# Entries shown:

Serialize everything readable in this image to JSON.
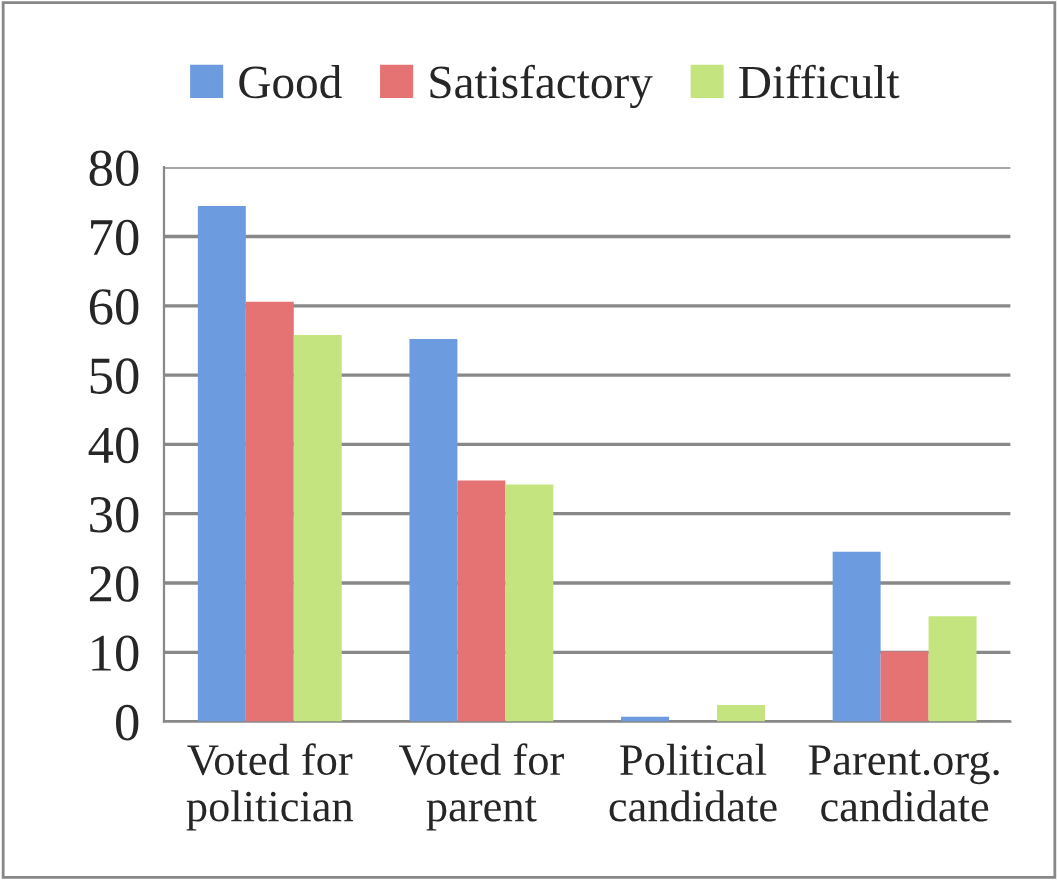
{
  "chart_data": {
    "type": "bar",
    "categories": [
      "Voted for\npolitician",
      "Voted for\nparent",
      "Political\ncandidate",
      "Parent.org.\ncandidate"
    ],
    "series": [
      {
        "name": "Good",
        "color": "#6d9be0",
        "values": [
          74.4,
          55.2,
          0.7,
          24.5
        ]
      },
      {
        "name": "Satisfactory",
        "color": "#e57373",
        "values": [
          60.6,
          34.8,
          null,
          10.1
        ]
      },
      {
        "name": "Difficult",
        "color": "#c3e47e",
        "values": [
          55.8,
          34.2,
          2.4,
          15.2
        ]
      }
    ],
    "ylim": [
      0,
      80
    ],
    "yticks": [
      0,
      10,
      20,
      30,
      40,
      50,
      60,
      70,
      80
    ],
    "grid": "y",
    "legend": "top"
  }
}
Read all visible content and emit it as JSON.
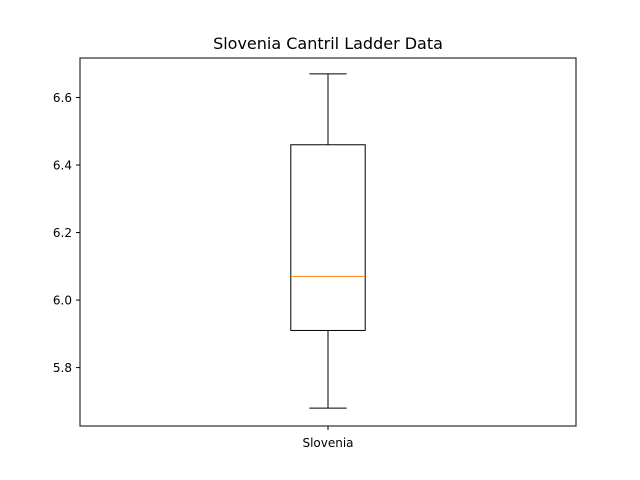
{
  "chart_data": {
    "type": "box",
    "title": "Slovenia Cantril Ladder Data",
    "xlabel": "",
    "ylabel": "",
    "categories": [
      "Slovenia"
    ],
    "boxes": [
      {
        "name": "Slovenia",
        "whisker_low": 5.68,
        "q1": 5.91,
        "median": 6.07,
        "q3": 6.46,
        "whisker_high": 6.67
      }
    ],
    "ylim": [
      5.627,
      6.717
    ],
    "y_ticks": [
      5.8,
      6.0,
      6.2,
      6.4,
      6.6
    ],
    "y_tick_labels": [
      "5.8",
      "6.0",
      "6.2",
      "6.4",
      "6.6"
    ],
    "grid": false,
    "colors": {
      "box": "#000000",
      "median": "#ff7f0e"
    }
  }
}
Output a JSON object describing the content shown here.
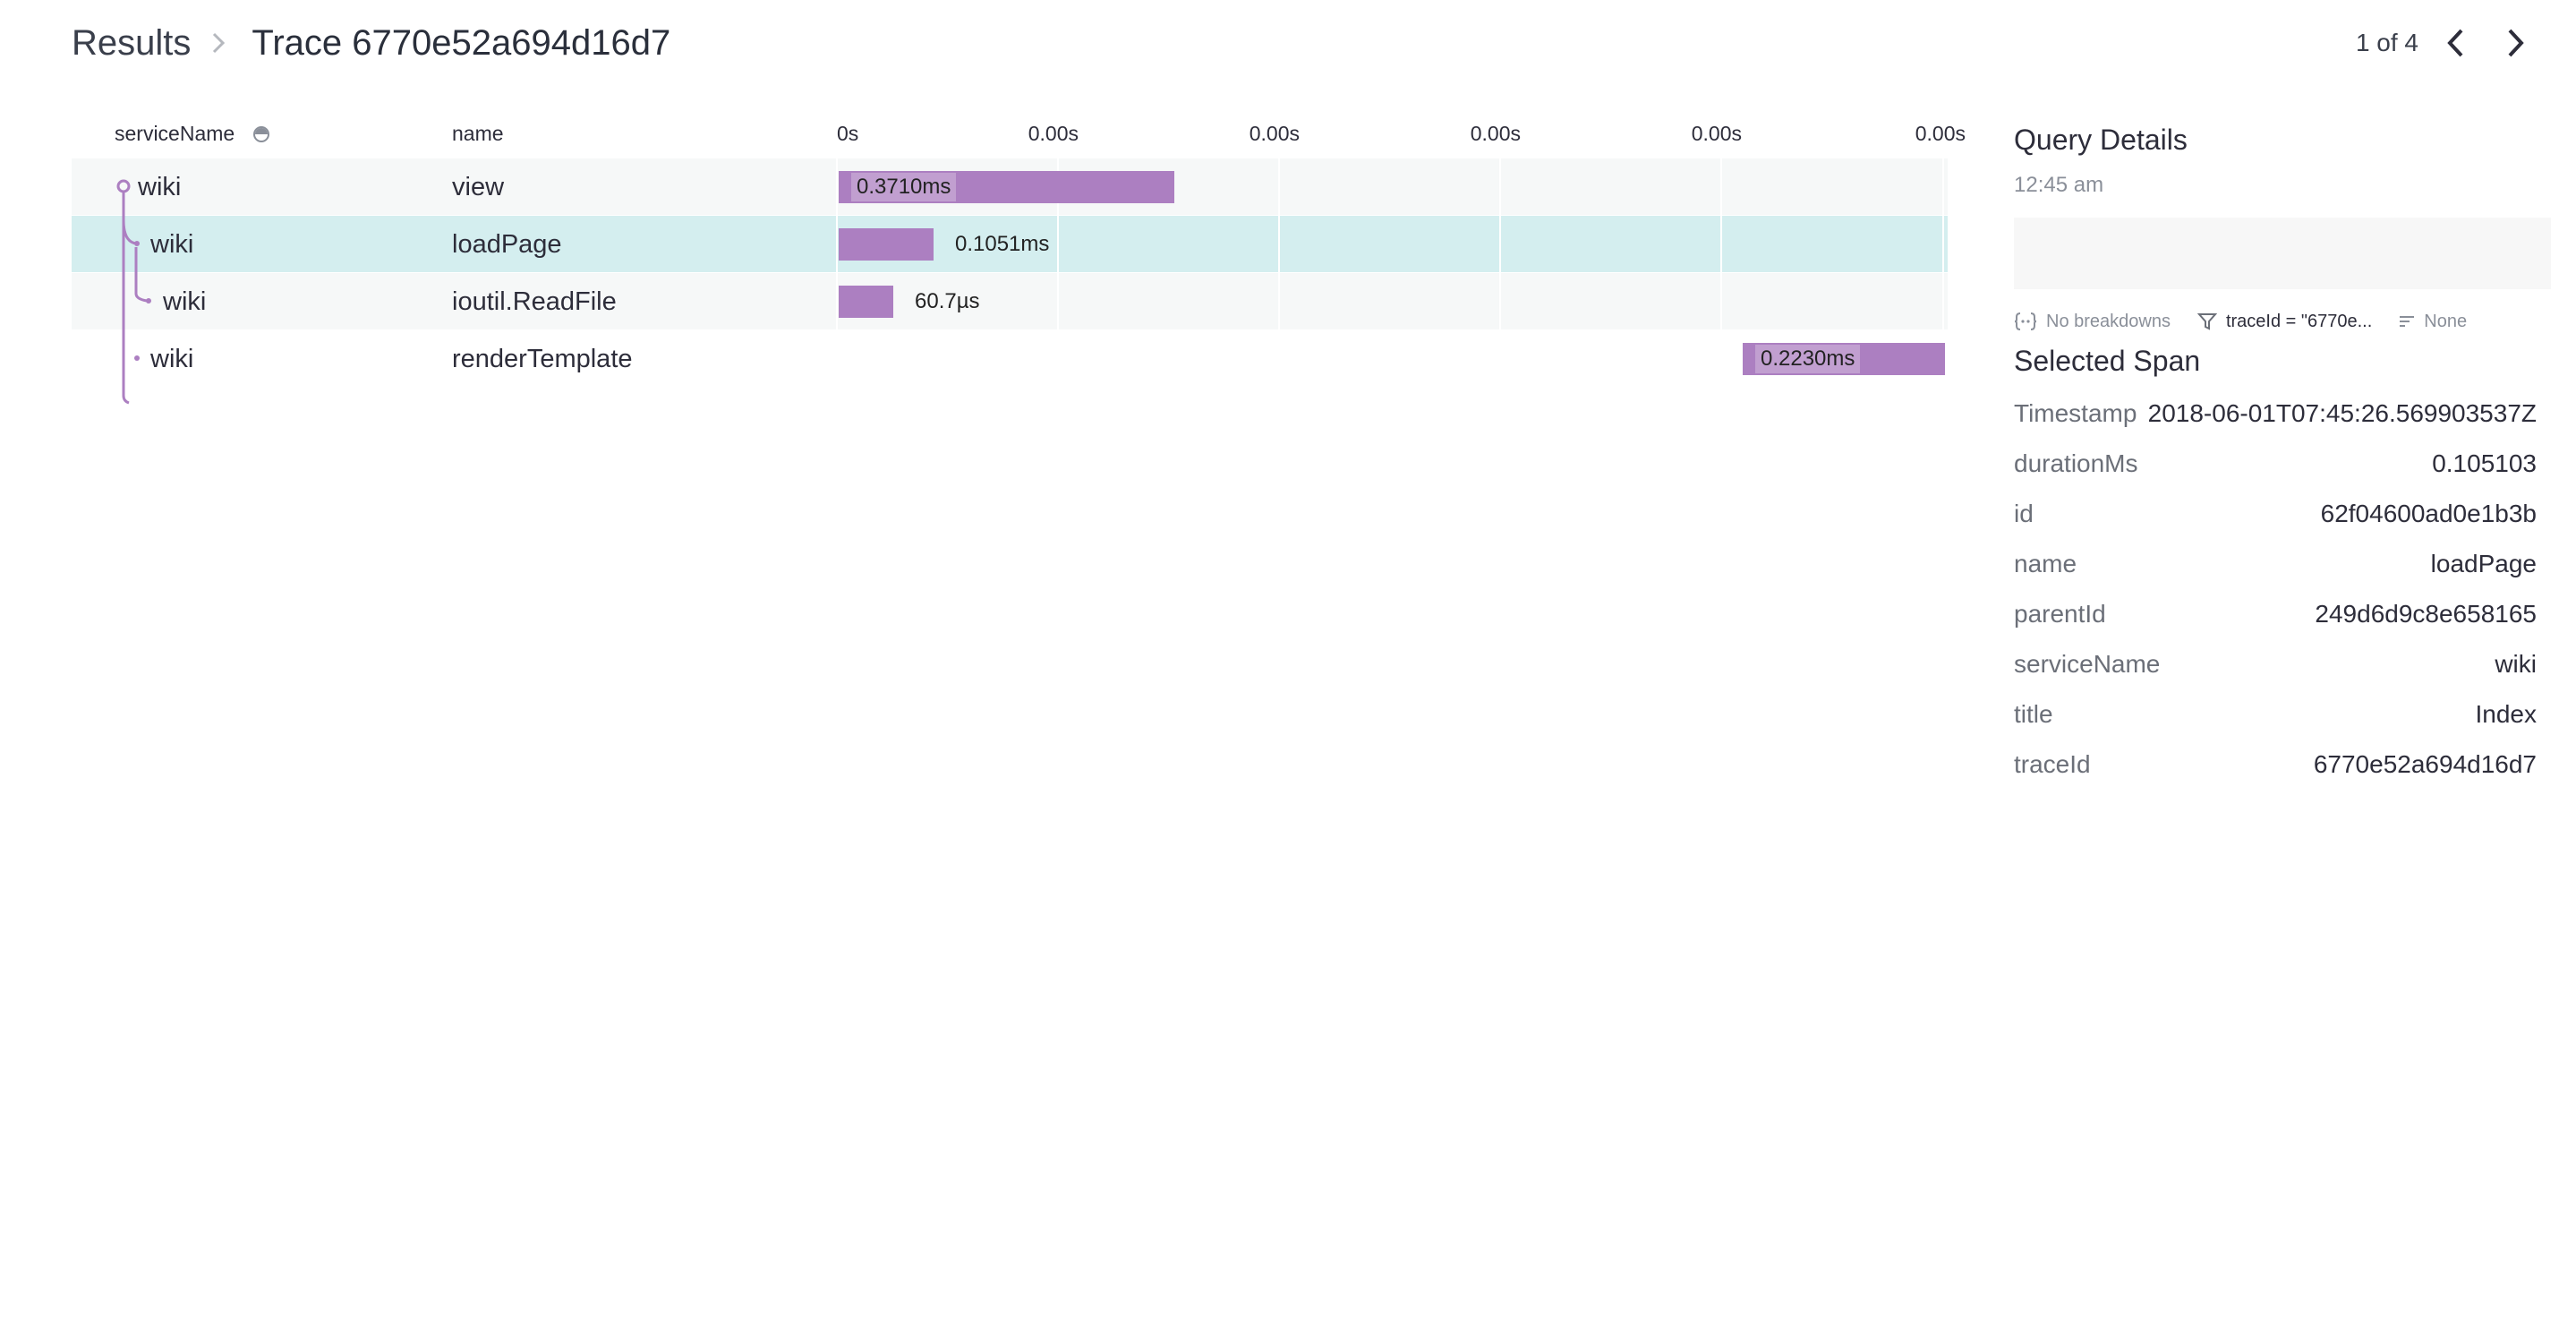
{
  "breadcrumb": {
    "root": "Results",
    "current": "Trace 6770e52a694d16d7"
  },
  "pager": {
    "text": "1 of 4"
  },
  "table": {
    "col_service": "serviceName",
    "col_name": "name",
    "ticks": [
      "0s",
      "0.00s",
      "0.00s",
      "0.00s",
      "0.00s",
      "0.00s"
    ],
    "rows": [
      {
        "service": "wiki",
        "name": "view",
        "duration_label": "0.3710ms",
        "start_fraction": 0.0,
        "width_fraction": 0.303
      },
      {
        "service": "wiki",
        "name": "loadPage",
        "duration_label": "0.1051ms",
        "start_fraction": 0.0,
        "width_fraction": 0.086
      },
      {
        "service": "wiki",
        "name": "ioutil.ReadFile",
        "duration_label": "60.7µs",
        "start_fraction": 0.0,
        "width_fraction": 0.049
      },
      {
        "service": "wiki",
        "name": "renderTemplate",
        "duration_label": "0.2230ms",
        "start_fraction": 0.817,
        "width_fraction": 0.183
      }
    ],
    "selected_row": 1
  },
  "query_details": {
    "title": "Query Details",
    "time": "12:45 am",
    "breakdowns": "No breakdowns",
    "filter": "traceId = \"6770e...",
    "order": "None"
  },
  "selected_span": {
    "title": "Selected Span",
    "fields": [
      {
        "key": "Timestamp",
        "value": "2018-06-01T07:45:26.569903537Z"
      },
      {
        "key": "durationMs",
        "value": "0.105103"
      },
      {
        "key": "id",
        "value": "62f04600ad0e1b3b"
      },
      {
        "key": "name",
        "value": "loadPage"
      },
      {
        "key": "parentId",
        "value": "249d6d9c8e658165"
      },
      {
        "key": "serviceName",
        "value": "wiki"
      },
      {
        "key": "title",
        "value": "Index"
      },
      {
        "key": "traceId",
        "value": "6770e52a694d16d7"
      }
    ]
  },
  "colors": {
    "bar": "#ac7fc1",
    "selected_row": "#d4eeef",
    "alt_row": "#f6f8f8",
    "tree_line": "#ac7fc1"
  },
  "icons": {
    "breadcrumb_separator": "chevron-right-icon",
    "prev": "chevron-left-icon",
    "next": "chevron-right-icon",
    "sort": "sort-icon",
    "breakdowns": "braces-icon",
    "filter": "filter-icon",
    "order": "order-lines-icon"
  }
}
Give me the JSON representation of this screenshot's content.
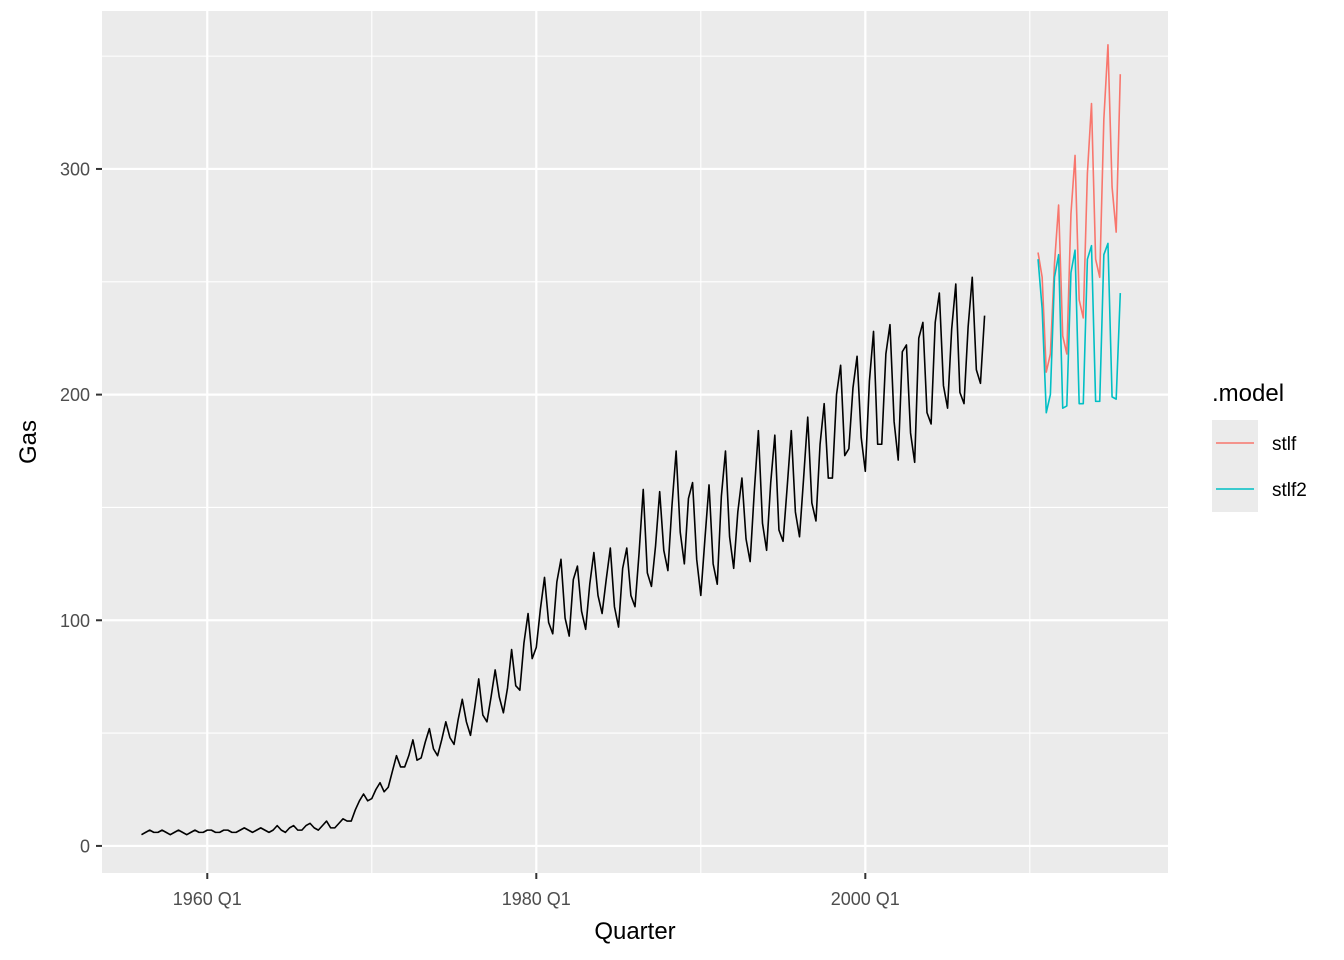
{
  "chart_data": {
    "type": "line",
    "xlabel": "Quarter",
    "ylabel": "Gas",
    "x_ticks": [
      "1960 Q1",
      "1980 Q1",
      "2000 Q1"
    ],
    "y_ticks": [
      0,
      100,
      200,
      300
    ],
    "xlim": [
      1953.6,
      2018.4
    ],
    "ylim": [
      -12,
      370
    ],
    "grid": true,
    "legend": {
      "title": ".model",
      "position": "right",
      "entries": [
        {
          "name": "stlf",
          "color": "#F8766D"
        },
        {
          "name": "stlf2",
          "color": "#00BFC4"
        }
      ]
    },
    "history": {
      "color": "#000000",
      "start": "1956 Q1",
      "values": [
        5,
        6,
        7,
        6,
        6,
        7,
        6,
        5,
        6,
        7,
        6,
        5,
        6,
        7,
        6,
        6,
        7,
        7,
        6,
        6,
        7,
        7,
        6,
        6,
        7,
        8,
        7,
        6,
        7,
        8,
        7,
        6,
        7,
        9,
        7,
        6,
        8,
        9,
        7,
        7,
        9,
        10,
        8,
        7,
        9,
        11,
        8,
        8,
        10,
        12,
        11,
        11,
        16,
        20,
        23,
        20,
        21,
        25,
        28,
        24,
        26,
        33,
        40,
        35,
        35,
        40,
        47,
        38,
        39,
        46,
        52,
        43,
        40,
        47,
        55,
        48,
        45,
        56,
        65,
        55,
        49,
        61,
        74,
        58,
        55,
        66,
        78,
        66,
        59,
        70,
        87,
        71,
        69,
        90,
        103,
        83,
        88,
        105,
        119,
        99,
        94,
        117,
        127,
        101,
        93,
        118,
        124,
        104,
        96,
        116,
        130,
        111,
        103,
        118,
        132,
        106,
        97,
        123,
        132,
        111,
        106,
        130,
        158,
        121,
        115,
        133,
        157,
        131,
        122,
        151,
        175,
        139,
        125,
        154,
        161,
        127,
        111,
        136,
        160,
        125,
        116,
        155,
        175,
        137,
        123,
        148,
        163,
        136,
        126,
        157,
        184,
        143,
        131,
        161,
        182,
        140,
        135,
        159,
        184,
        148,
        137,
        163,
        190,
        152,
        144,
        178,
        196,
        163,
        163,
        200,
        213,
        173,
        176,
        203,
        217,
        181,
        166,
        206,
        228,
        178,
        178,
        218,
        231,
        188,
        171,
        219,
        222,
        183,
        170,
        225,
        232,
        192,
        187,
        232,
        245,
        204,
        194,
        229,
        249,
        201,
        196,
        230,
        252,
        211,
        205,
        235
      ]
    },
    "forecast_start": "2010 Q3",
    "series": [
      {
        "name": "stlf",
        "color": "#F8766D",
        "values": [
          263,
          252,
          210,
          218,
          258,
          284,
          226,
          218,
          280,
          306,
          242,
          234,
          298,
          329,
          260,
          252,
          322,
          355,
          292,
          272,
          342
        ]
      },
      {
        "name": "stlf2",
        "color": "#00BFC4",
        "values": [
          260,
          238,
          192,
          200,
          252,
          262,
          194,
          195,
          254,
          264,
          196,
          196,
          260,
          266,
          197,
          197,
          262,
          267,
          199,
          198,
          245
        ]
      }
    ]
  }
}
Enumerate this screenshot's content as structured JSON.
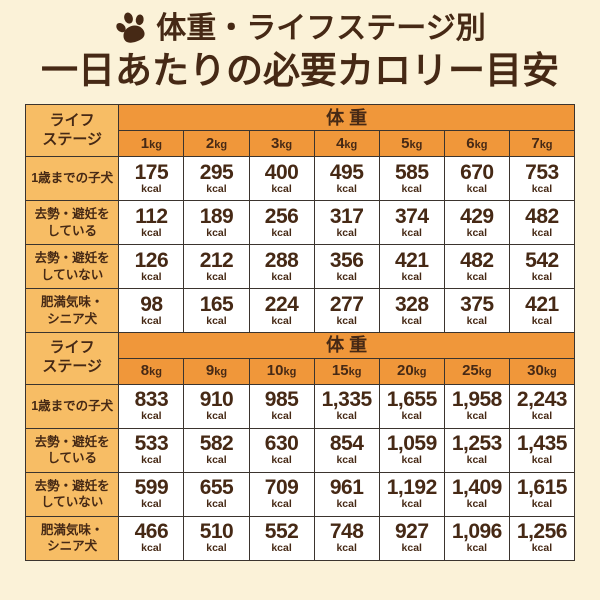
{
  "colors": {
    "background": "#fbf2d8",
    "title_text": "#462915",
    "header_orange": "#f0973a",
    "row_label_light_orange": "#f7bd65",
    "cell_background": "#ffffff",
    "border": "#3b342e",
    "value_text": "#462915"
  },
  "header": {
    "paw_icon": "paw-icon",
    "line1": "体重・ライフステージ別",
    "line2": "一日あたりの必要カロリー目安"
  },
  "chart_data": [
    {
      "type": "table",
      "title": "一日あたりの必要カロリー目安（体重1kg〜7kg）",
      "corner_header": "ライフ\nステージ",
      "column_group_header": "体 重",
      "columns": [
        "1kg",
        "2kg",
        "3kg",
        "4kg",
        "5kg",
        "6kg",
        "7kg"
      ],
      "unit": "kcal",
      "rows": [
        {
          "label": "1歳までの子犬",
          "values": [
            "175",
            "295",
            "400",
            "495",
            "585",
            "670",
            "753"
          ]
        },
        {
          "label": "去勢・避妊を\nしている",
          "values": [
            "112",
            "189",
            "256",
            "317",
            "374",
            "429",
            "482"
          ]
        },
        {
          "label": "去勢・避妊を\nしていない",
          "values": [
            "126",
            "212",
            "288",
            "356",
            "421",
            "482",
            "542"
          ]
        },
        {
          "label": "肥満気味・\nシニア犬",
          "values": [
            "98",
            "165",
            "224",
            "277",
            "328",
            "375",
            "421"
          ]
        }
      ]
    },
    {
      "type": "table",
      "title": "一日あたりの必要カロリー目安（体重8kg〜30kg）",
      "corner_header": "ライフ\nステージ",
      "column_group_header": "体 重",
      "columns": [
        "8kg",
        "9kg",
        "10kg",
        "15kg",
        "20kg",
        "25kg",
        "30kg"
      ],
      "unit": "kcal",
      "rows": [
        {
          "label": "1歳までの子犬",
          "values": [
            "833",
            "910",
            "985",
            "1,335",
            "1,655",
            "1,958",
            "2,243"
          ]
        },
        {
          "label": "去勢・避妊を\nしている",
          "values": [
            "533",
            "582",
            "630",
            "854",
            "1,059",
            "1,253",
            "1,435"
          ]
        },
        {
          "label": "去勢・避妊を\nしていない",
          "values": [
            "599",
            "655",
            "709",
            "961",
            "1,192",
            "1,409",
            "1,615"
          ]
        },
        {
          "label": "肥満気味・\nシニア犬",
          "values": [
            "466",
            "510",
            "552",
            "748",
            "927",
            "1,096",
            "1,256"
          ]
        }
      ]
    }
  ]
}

# Exercise instructions:
Whichever lines contain the string "type", select and copy them.

# Result:
    "type": "bar",
    "type": "box",
    "type": "line",
      "type": "table",
      "type": "table",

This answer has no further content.